Every record must appear in your copy exactly as written, with no pictures.

===

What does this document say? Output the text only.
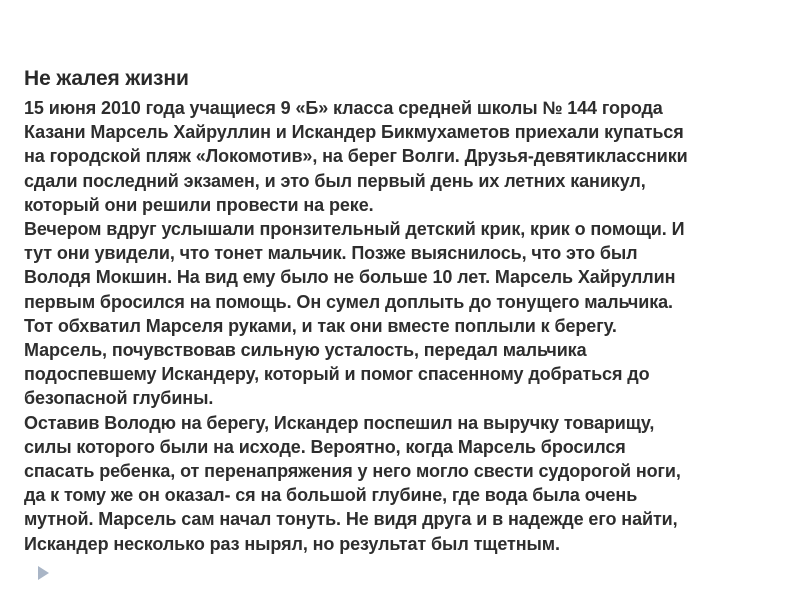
Не жалея жизни

15 июня 2010 года учащиеся 9 «Б» класса средней школы № 144 города
Казани Марсель Хайруллин и Искандер Бикмухаметов приехали купаться
на городской пляж «Локомотив», на берег Волги. Друзья-девятиклассники
сдали последний экзамен, и это был первый день их летних каникул,
который они решили провести на реке.

Вечером вдруг услышали пронзительный детский крик, крик о помощи. И
тут они увидели, что тонет мальчик. Позже выяснилось, что это был
Володя Мокшин. На вид ему было не больше 10 лет. Марсель Хайруллин
первым бросился на помощь. Он сумел доплыть до тонущего мальчика.
Тот обхватил Марселя руками, и так они вместе поплыли к берегу.
Марсель, почувствовав сильную усталость, передал мальчика
подоспевшему Искандеру, который и помог спасенному добраться до
безопасной глубины.

Оставив Володю на берегу, Искандер поспешил на выручку товарищу,
силы которого были на исходе. Вероятно, когда Марсель бросился
спасать ребенка, от перенапряжения у него могло свести судорогой ноги,
да к тому же он оказал- ся на большой глубине, где вода была очень
мутной. Марсель сам начал тонуть. Не видя друга и в надежде его найти,
Искандер несколько раз нырял, но результат был тщетным.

===

REPLY TO THE TASK ▸
What does this document say? Output the text only.
Не жалея жизни

15 июня 2010 года учащиеся 9 «Б» класса средней школы № 144 города
Казани Марсель Хайруллин и Искандер Бикмухаметов приехали купаться
на городской пляж «Локомотив», на берег Волги. Друзья-девятиклассники
сдали последний экзамен, и это был первый день их летних каникул,
который они решили провести на реке.

Вечером вдруг услышали пронзительный детский крик, крик о помощи. И
тут они увидели, что тонет мальчик. Позже выяснилось, что это был
Володя Мокшин. На вид ему было не больше 10 лет. Марсель Хайруллин
первым бросился на помощь. Он сумел доплыть до тонущего мальчика.
Тот обхватил Марселя руками, и так они вместе поплыли к берегу.
Марсель, почувствовав сильную усталость, передал мальчика
подоспевшему Искандеру, который и помог спасенному добраться до
безопасной глубины.

Оставив Володю на берегу, Искандер поспешил на выручку товарищу,
силы которого были на исходе. Вероятно, когда Марсель бросился
спасать ребенка, от перенапряжения у него могло свести судорогой ноги,
да к тому же он оказал- ся на большой глубине, где вода была очень
мутной. Марсель сам начал тонуть. Не видя друга и в надежде его найти,
Искандер несколько раз нырял, но результат был тщетным.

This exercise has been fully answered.